**GIVEN EXERCISE:**
Tally every line of the listing below that holds "your", then give the tally alone.

**Data records:**

┌────────

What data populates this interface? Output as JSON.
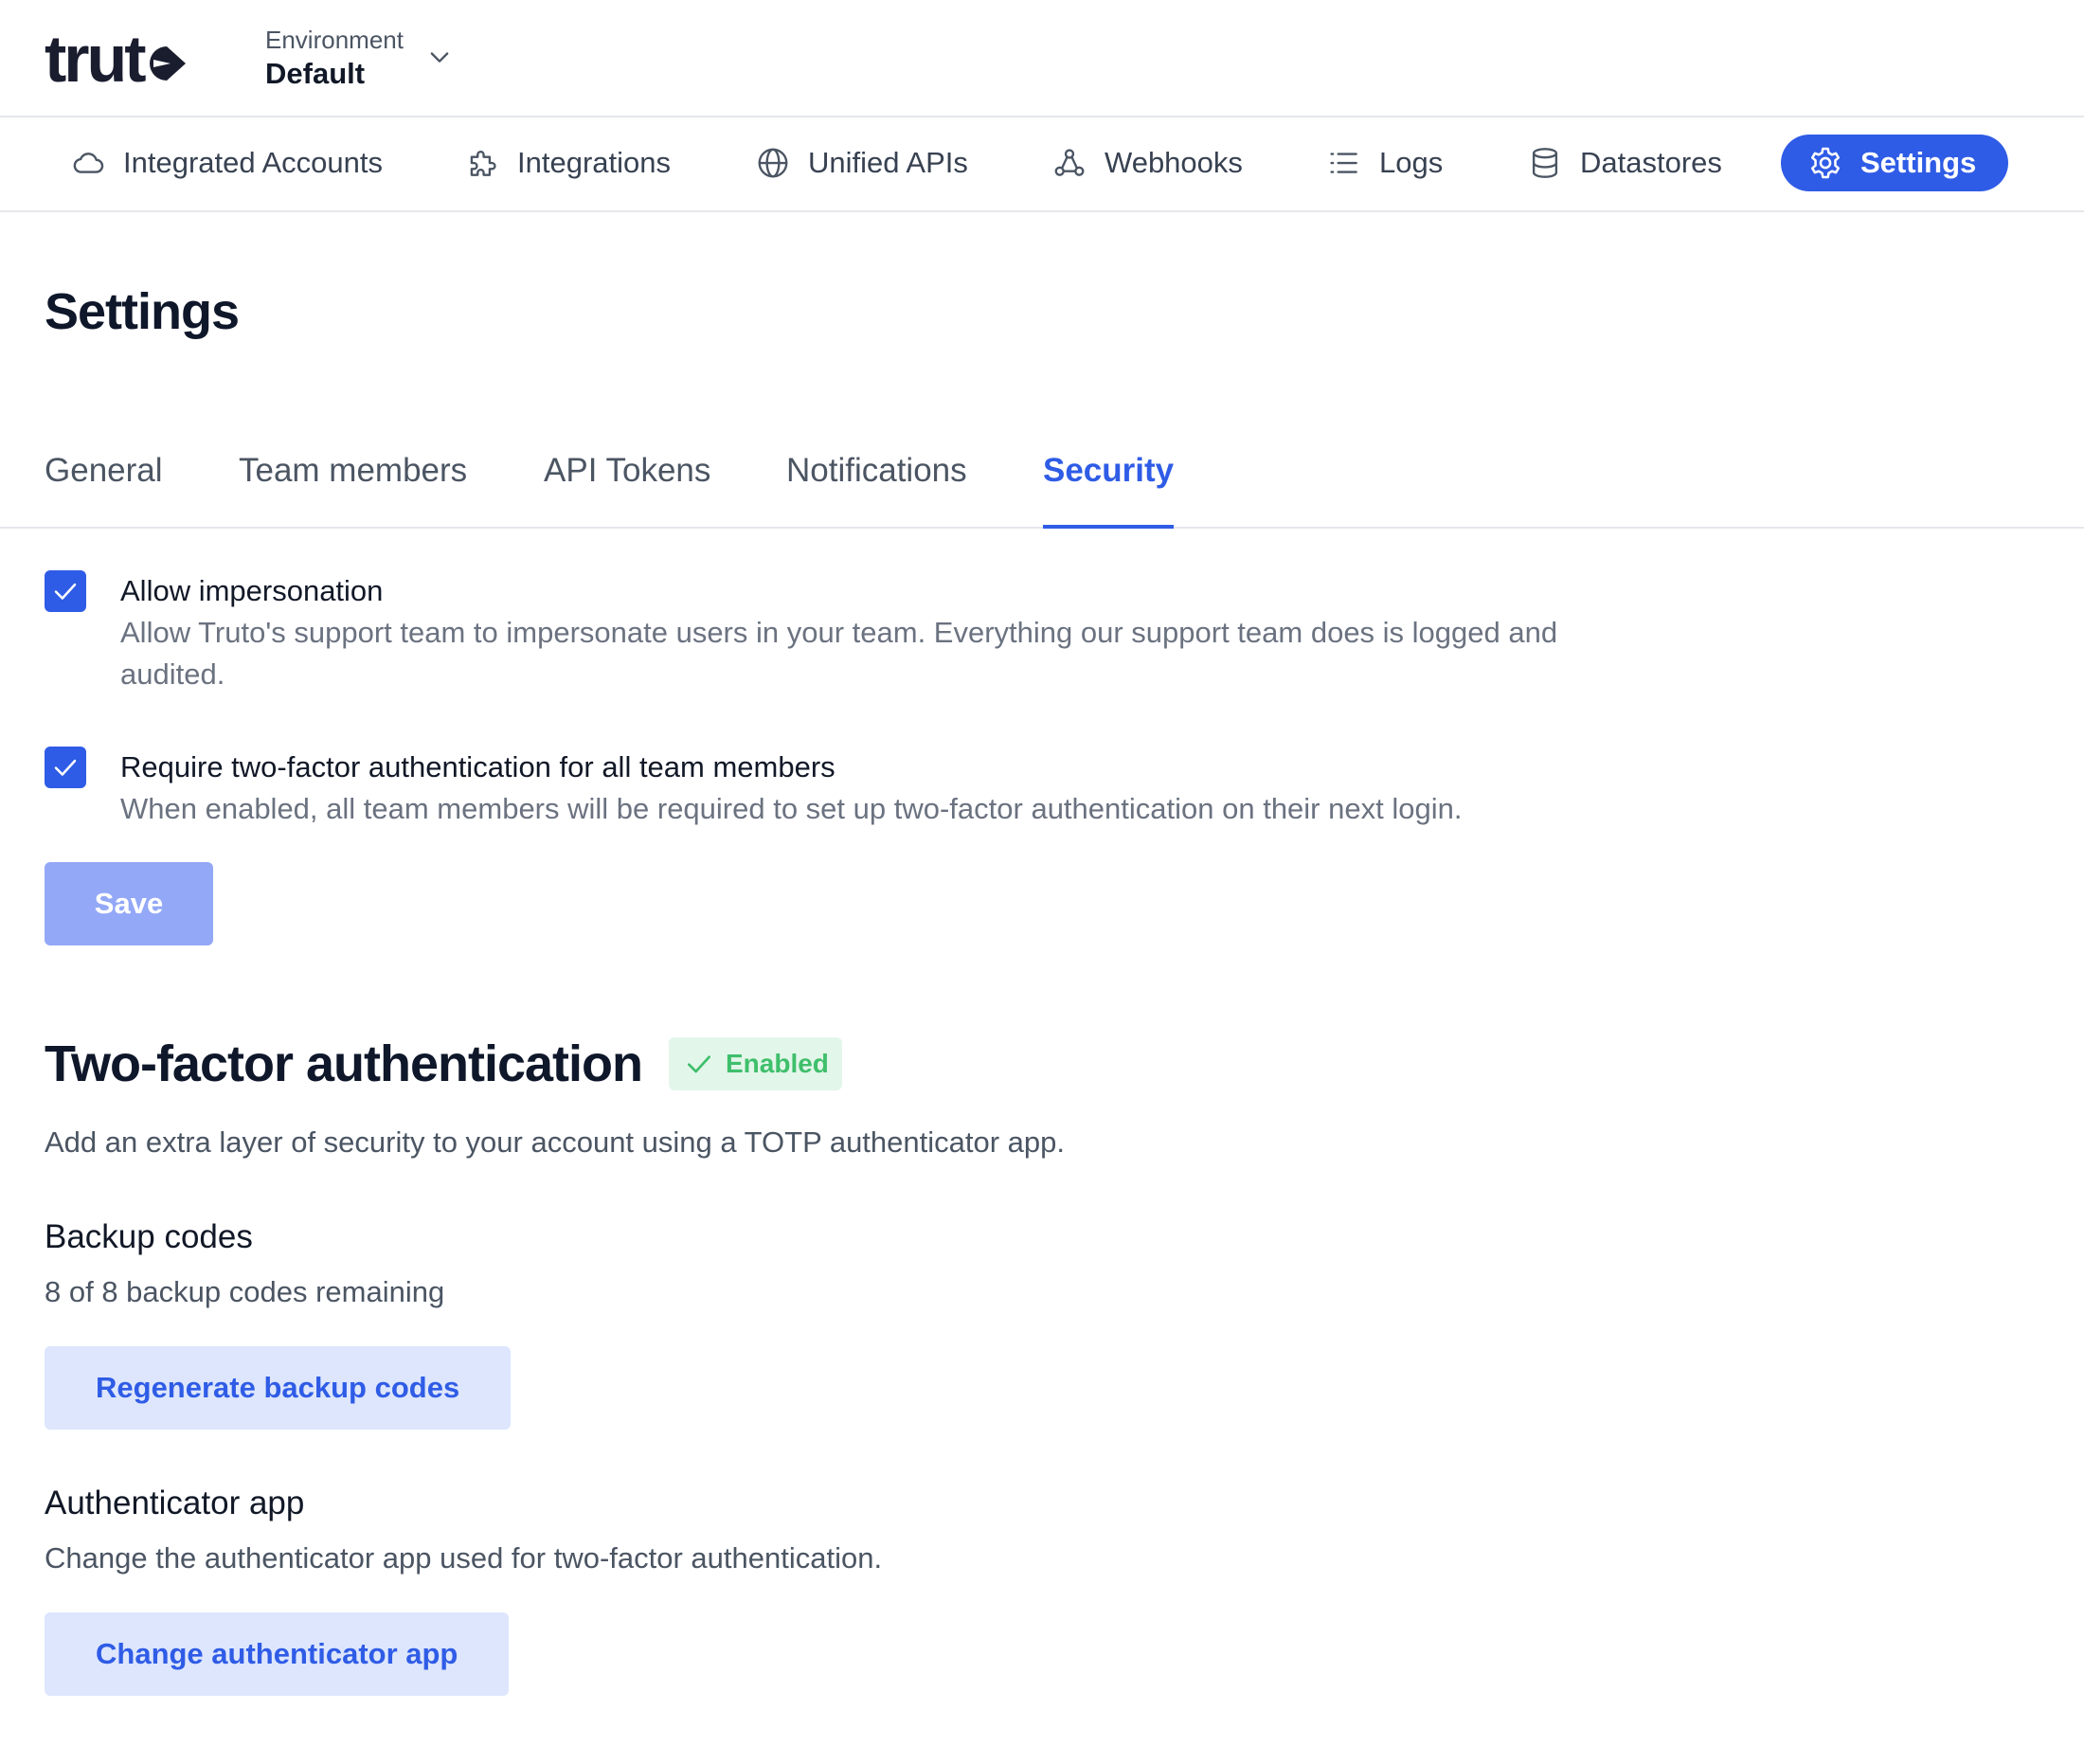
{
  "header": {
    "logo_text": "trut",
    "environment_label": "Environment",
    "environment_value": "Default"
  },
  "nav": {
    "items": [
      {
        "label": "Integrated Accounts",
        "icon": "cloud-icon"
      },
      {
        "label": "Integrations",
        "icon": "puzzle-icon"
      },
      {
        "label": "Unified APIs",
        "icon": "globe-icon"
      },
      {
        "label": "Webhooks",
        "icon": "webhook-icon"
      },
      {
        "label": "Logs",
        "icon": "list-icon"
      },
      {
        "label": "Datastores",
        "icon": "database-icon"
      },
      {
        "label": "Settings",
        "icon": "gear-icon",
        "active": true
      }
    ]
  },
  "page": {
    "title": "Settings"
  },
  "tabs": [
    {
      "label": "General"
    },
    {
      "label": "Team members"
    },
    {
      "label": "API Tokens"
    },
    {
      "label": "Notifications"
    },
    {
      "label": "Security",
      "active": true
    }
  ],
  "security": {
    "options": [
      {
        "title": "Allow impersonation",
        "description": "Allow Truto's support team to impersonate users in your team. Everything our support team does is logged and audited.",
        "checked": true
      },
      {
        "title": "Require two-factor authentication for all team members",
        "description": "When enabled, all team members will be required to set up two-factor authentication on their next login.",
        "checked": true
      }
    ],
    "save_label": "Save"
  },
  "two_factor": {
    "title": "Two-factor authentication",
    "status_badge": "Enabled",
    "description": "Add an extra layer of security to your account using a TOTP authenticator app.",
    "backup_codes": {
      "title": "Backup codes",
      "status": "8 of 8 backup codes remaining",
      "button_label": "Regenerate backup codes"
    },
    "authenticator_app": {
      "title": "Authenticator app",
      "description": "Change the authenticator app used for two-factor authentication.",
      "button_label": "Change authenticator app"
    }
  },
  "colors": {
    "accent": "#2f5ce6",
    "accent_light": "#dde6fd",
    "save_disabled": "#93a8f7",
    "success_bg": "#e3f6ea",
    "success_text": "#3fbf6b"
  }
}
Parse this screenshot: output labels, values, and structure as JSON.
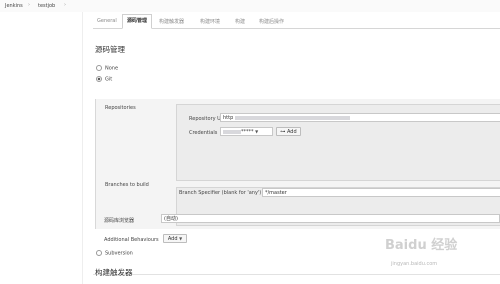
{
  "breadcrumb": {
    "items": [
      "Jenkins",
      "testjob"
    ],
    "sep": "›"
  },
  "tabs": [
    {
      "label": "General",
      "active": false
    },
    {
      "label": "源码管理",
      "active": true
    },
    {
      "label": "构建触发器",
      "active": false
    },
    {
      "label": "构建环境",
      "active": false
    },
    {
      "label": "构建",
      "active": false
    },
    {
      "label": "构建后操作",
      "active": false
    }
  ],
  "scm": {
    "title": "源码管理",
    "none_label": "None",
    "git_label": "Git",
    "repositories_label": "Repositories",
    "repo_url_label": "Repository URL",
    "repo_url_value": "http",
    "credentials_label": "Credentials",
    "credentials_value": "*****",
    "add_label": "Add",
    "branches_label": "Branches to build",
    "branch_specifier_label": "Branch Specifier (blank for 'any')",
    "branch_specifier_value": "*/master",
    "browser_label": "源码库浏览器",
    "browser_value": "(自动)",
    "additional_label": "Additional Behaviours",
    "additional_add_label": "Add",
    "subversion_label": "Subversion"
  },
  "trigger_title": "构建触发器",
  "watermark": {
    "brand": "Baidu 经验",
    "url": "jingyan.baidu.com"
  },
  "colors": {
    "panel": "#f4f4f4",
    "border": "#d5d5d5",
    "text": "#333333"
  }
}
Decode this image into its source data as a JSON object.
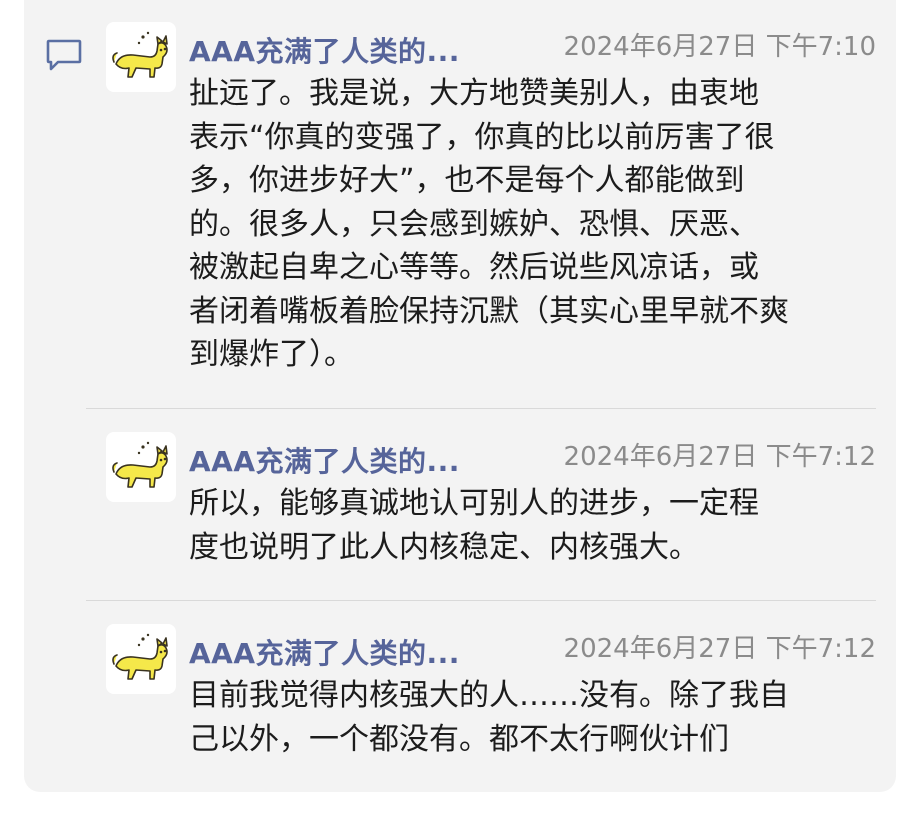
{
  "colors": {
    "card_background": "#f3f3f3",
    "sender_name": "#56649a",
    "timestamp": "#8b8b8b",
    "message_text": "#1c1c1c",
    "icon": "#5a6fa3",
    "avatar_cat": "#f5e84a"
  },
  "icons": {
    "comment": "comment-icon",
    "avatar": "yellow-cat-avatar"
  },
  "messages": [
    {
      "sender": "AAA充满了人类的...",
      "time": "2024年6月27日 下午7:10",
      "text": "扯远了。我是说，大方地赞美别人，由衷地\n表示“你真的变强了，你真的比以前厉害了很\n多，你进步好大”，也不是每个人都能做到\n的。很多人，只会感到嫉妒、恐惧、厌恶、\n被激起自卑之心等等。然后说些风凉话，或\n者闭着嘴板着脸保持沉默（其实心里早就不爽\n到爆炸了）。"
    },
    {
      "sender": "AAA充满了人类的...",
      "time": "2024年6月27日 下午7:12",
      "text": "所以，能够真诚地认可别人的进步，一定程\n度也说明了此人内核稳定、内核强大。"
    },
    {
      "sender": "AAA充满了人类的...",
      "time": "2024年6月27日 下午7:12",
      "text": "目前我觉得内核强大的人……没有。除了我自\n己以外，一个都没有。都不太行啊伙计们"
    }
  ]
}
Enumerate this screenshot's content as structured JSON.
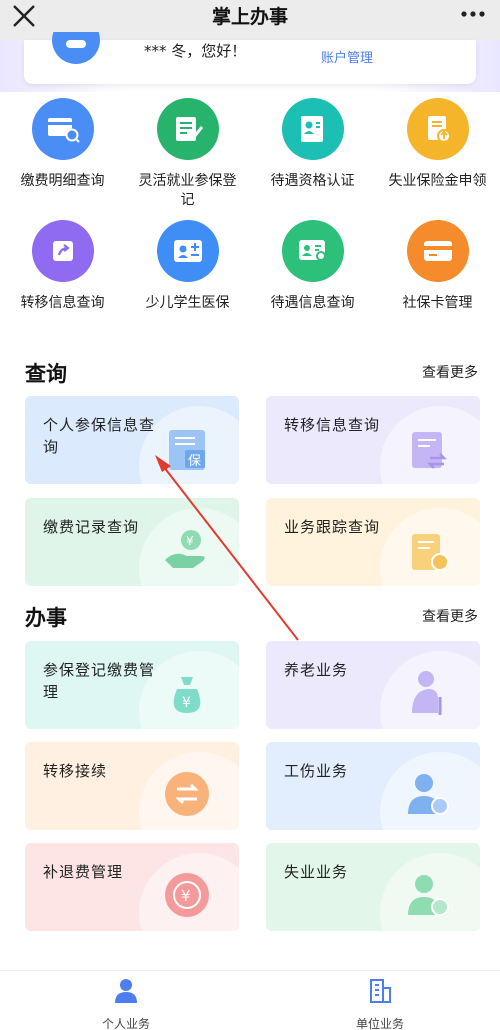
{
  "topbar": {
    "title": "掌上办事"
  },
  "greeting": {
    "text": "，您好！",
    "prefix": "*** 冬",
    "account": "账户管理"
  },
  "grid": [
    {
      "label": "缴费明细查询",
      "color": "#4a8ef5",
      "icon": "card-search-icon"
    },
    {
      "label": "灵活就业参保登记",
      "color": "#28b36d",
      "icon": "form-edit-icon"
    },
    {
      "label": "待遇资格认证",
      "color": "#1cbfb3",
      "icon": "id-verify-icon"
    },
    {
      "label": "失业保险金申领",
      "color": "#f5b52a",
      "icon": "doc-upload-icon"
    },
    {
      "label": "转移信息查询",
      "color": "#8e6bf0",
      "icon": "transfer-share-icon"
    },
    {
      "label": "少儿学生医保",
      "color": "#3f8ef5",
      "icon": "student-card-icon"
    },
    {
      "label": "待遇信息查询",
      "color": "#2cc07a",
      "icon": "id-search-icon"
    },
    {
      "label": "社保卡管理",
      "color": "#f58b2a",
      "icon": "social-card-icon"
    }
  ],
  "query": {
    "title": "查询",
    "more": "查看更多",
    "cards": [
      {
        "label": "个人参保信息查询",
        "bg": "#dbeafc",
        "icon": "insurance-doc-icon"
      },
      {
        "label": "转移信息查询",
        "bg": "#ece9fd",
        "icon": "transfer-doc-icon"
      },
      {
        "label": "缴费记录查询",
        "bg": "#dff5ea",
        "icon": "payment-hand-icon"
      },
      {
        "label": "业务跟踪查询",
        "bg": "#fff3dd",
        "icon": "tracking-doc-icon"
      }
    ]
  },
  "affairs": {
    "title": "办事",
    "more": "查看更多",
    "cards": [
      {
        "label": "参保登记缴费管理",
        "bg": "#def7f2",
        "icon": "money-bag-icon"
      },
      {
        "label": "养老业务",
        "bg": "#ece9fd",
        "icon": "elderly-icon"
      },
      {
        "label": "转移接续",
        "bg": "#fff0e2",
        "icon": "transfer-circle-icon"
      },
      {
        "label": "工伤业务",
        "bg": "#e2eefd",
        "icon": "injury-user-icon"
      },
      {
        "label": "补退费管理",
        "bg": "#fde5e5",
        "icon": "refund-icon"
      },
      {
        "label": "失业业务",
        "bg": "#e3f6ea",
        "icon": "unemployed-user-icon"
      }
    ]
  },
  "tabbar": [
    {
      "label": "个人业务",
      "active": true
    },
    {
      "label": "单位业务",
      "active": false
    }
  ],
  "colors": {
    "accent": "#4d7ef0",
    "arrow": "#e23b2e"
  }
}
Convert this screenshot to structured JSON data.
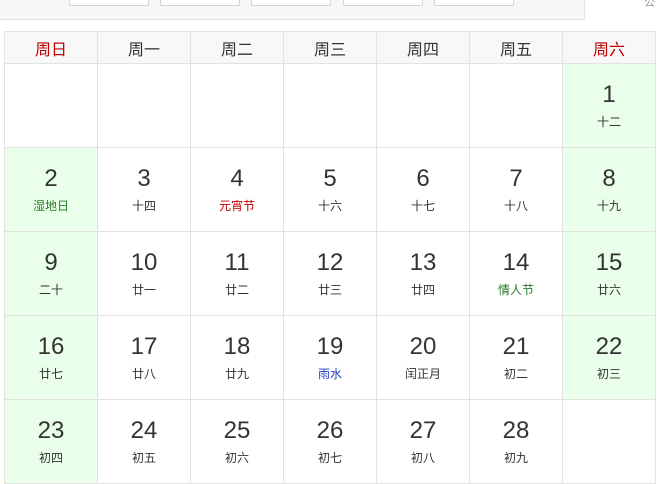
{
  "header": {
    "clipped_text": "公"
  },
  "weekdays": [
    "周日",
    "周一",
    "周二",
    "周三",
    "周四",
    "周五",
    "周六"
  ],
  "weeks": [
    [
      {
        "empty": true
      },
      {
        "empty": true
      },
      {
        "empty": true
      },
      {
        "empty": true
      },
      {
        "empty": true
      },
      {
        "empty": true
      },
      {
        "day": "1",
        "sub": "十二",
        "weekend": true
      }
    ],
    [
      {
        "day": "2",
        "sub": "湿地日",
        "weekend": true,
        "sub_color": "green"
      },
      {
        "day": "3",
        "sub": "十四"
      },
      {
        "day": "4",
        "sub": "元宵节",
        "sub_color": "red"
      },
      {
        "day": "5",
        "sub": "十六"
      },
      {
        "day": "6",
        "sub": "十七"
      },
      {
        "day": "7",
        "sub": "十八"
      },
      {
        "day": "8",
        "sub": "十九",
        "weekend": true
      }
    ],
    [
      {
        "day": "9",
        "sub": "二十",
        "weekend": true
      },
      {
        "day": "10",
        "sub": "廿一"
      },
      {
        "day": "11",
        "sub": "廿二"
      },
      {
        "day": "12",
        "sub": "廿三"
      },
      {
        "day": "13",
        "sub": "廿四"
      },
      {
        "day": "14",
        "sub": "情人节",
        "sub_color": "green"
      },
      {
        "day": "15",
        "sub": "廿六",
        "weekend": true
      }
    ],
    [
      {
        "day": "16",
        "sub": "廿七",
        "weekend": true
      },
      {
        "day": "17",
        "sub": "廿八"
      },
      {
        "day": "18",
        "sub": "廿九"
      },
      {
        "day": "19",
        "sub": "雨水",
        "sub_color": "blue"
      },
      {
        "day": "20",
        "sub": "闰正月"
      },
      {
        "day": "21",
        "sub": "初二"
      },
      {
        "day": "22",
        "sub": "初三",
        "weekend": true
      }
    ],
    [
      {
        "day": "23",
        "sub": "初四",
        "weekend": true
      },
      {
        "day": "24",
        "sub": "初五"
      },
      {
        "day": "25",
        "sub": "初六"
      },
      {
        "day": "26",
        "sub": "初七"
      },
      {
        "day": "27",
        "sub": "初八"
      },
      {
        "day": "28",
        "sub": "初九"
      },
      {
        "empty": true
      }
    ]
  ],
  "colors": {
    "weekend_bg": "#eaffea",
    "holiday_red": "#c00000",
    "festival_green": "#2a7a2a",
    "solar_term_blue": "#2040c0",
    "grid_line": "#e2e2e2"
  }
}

└────────

**COMPLETED TASK:**
2